## BEGIN

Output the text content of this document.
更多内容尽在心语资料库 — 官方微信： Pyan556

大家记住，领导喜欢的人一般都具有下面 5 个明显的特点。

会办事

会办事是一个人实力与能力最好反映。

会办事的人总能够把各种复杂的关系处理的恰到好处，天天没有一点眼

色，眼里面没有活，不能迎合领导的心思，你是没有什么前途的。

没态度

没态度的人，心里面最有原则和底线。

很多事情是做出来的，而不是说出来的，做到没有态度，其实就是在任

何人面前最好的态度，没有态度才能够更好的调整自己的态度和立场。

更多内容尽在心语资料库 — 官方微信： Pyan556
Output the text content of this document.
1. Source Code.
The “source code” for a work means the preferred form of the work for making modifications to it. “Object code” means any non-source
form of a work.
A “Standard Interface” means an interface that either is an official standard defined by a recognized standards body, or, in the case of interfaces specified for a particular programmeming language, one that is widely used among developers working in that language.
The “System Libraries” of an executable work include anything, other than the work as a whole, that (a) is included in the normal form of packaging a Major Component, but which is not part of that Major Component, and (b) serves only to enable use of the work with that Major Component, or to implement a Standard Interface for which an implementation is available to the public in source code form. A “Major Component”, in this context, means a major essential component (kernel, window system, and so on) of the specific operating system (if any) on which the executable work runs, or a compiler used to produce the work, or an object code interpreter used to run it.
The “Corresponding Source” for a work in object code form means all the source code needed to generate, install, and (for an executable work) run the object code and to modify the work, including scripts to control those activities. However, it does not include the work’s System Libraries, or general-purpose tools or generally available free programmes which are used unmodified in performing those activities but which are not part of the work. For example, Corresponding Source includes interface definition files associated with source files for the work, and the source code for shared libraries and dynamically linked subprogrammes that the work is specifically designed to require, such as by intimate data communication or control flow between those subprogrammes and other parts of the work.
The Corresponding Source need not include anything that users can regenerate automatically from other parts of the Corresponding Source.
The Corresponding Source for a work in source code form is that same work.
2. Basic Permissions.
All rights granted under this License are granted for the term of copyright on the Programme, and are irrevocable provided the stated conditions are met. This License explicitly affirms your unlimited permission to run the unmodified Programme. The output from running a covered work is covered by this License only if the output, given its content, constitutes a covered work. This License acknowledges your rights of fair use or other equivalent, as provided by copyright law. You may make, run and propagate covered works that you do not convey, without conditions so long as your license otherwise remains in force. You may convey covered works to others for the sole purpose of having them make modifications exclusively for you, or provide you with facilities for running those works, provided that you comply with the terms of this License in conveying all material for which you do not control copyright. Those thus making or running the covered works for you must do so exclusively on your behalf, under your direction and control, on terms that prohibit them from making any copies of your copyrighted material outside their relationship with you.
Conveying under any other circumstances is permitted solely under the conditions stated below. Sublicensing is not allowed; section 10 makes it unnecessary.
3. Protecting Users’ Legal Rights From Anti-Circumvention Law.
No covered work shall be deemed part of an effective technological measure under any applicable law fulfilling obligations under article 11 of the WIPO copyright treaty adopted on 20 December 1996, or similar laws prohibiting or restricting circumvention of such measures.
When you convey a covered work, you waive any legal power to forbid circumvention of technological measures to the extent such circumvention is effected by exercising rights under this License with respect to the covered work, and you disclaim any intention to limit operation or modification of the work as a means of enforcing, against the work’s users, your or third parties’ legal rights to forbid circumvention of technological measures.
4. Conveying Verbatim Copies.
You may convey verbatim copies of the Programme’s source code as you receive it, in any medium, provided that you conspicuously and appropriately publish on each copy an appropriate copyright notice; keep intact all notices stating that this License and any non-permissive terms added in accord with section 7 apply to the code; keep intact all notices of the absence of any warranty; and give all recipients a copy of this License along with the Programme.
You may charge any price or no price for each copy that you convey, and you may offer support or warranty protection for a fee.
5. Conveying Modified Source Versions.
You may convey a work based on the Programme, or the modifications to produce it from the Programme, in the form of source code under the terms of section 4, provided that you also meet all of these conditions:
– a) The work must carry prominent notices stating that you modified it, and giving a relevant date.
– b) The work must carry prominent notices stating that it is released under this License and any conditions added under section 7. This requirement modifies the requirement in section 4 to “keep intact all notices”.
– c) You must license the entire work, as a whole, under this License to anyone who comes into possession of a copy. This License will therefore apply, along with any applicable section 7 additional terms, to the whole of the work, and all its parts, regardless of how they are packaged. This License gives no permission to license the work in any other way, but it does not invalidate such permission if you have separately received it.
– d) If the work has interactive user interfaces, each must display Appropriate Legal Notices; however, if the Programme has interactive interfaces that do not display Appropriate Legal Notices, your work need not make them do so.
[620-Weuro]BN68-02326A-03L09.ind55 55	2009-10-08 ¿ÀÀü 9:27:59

## END

Task objective:
Wherever "prominent" shows up in a line, copy that line.

Expected output:
– a) The work must carry prominent notices stating that you modified it, and giving a relevant date.
– b) The work must carry prominent notices stating that it is released under this License and any conditions added under section 7. This requirement modifies the requirement in section 4 to “keep intact all notices”.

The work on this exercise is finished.